%%

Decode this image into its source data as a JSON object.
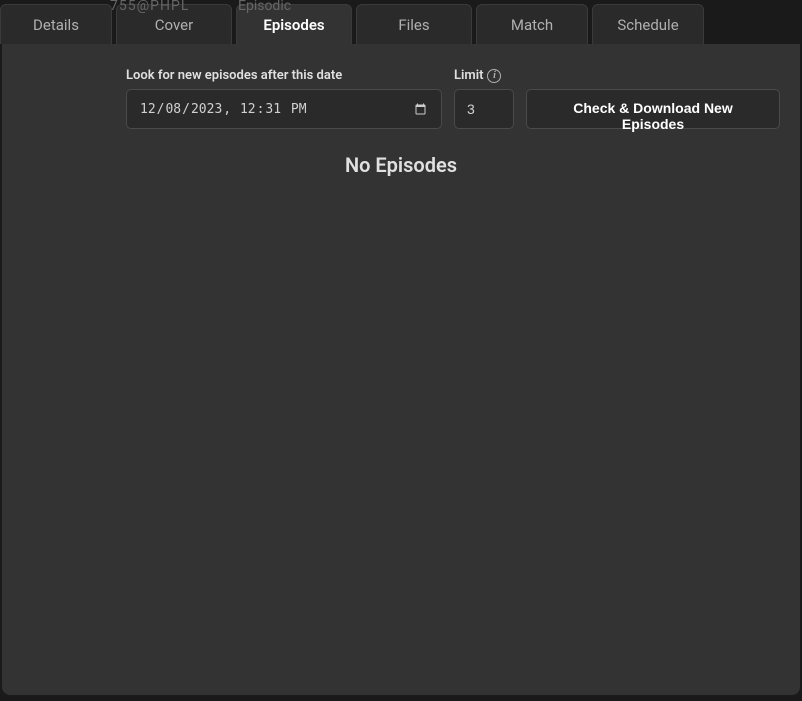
{
  "breadcrumb": {
    "hint1": "755@PHPL",
    "hint2": "Episodic"
  },
  "tabs": [
    {
      "label": "Details",
      "active": false
    },
    {
      "label": "Cover",
      "active": false
    },
    {
      "label": "Episodes",
      "active": true
    },
    {
      "label": "Files",
      "active": false
    },
    {
      "label": "Match",
      "active": false
    },
    {
      "label": "Schedule",
      "active": false
    }
  ],
  "form": {
    "date_label": "Look for new episodes after this date",
    "date_value": "2023-12-08T12:31",
    "limit_label": "Limit",
    "limit_value": "3",
    "check_button_label": "Check & Download New Episodes"
  },
  "main": {
    "no_episodes_text": "No Episodes"
  }
}
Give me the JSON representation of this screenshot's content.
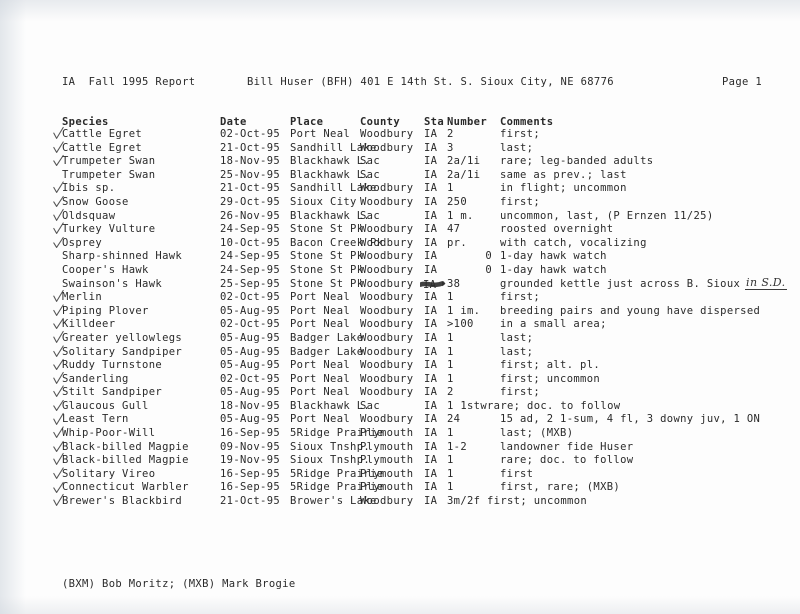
{
  "document": {
    "title": "IA  Fall 1995 Report",
    "address": "Bill Huser (BFH) 401 E 14th St. S. Sioux City, NE 68776",
    "page_label": "Page 1",
    "footer": "(BXM) Bob Moritz; (MXB) Mark Brogie"
  },
  "table": {
    "columns": {
      "species": "Species",
      "date": "Date",
      "place": "Place",
      "county": "County",
      "sta": "Sta",
      "number": "Number",
      "comments": "Comments"
    },
    "rows": [
      {
        "species": "Cattle Egret",
        "date": "02-Oct-95",
        "place": "Port Neal",
        "county": "Woodbury",
        "sta": "IA",
        "number": "2",
        "comments": "first;",
        "check": true
      },
      {
        "species": "Cattle Egret",
        "date": "21-Oct-95",
        "place": "Sandhill Lake",
        "county": "Woodbury",
        "sta": "IA",
        "number": "3",
        "comments": "last;",
        "check": true
      },
      {
        "species": "Trumpeter Swan",
        "date": "18-Nov-95",
        "place": "Blackhawk L.",
        "county": "Sac",
        "sta": "IA",
        "number": "2a/1i",
        "comments": "rare; leg-banded adults",
        "check": true
      },
      {
        "species": "Trumpeter Swan",
        "date": "25-Nov-95",
        "place": "Blackhawk L.",
        "county": "Sac",
        "sta": "IA",
        "number": "2a/1i",
        "comments": "same as prev.; last",
        "check": false
      },
      {
        "species": "Ibis sp.",
        "date": "21-Oct-95",
        "place": "Sandhill Lake",
        "county": "Woodbury",
        "sta": "IA",
        "number": "1",
        "comments": "in flight; uncommon",
        "check": true
      },
      {
        "species": "Snow Goose",
        "date": "29-Oct-95",
        "place": "Sioux City",
        "county": "Woodbury",
        "sta": "IA",
        "number": "250",
        "comments": "first;",
        "check": true
      },
      {
        "species": "Oldsquaw",
        "date": "26-Nov-95",
        "place": "Blackhawk L.",
        "county": "Sac",
        "sta": "IA",
        "number": "1 m.",
        "comments": "uncommon, last, (P Ernzen 11/25)",
        "check": true
      },
      {
        "species": "Turkey Vulture",
        "date": "24-Sep-95",
        "place": "Stone St Pk",
        "county": "Woodbury",
        "sta": "IA",
        "number": "47",
        "comments": "roosted overnight",
        "check": true
      },
      {
        "species": "Osprey",
        "date": "10-Oct-95",
        "place": "Bacon Creek Pk",
        "county": "Woodbury",
        "sta": "IA",
        "number": "pr.",
        "comments": "with catch, vocalizing",
        "check": true
      },
      {
        "species": "Sharp-shinned Hawk",
        "date": "24-Sep-95",
        "place": "Stone St Pk",
        "county": "Woodbury",
        "sta": "IA",
        "number": "0",
        "number_right": true,
        "comments": "1-day hawk watch",
        "check": false
      },
      {
        "species": "Cooper's Hawk",
        "date": "24-Sep-95",
        "place": "Stone St Pk",
        "county": "Woodbury",
        "sta": "IA",
        "number": "0",
        "number_right": true,
        "comments": "1-day hawk watch",
        "check": false
      },
      {
        "species": "Swainson's Hawk",
        "date": "25-Sep-95",
        "place": "Stone St Pk",
        "county": "Woodbury",
        "sta": "IA",
        "sta_struck": true,
        "number": "38",
        "comments": "grounded kettle just across B. Sioux",
        "annotation": "in S.D.",
        "check": false
      },
      {
        "species": "Merlin",
        "date": "02-Oct-95",
        "place": "Port Neal",
        "county": "Woodbury",
        "sta": "IA",
        "number": "1",
        "comments": "first;",
        "check": true
      },
      {
        "species": "Piping Plover",
        "date": "05-Aug-95",
        "place": "Port Neal",
        "county": "Woodbury",
        "sta": "IA",
        "number": "1 im.",
        "comments": "breeding pairs and young have dispersed",
        "check": true
      },
      {
        "species": "Killdeer",
        "date": "02-Oct-95",
        "place": "Port Neal",
        "county": "Woodbury",
        "sta": "IA",
        "number": ">100",
        "comments": "in a small area;",
        "check": true
      },
      {
        "species": "Greater yellowlegs",
        "date": "05-Aug-95",
        "place": "Badger Lake",
        "county": "Woodbury",
        "sta": "IA",
        "number": "1",
        "comments": "last;",
        "check": true
      },
      {
        "species": "Solitary Sandpiper",
        "date": "05-Aug-95",
        "place": "Badger Lake",
        "county": "Woodbury",
        "sta": "IA",
        "number": "1",
        "comments": "last;",
        "check": true
      },
      {
        "species": "Ruddy Turnstone",
        "date": "05-Aug-95",
        "place": "Port Neal",
        "county": "Woodbury",
        "sta": "IA",
        "number": "1",
        "comments": "first; alt. pl.",
        "check": true
      },
      {
        "species": "Sanderling",
        "date": "02-Oct-95",
        "place": "Port Neal",
        "county": "Woodbury",
        "sta": "IA",
        "number": "1",
        "comments": "first; uncommon",
        "check": true
      },
      {
        "species": "Stilt Sandpiper",
        "date": "05-Aug-95",
        "place": "Port Neal",
        "county": "Woodbury",
        "sta": "IA",
        "number": "2",
        "comments": "first;",
        "check": true
      },
      {
        "species": "Glaucous Gull",
        "date": "18-Nov-95",
        "place": "Blackhawk L.",
        "county": "Sac",
        "sta": "IA",
        "number": "1 1stw",
        "comments": "rare; doc. to follow",
        "comments_tight": true,
        "check": true
      },
      {
        "species": "Least Tern",
        "date": "05-Aug-95",
        "place": "Port Neal",
        "county": "Woodbury",
        "sta": "IA",
        "number": "24",
        "comments": "15 ad, 2 1-sum, 4 fl, 3 downy juv, 1 ON",
        "check": true
      },
      {
        "species": "Whip-Poor-Will",
        "date": "16-Sep-95",
        "place": "5Ridge Prairie",
        "county": "Plymouth",
        "sta": "IA",
        "number": "1",
        "comments": "last; (MXB)",
        "check": true
      },
      {
        "species": "Black-billed Magpie",
        "date": "09-Nov-95",
        "place": "Sioux Tnshp.",
        "county": "Plymouth",
        "sta": "IA",
        "number": "1-2",
        "comments": "landowner fide Huser",
        "check": true
      },
      {
        "species": "Black-billed Magpie",
        "date": "19-Nov-95",
        "place": "Sioux Tnshp.",
        "county": "Plymouth",
        "sta": "IA",
        "number": "1",
        "comments": "rare; doc. to follow",
        "check": true
      },
      {
        "species": "Solitary Vireo",
        "date": "16-Sep-95",
        "place": "5Ridge Prairie",
        "county": "Plymouth",
        "sta": "IA",
        "number": "1",
        "comments": "first",
        "check": true
      },
      {
        "species": "Connecticut Warbler",
        "date": "16-Sep-95",
        "place": "5Ridge Prairie",
        "county": "Plymouth",
        "sta": "IA",
        "number": "1",
        "comments": "first, rare; (MXB)",
        "check": true
      },
      {
        "species": "Brewer's Blackbird",
        "date": "21-Oct-95",
        "place": "Brower's Lake",
        "county": "Woodbury",
        "sta": "IA",
        "number": "3m/2f",
        "comments": "first; uncommon",
        "comments_tight": true,
        "check": true
      }
    ]
  }
}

%%

*WHAT YOU WILL DO:* Establish how many lines of the records contain the string "Solitary" and state that number without elaboration.

*EXERCISE ANSWER:* 2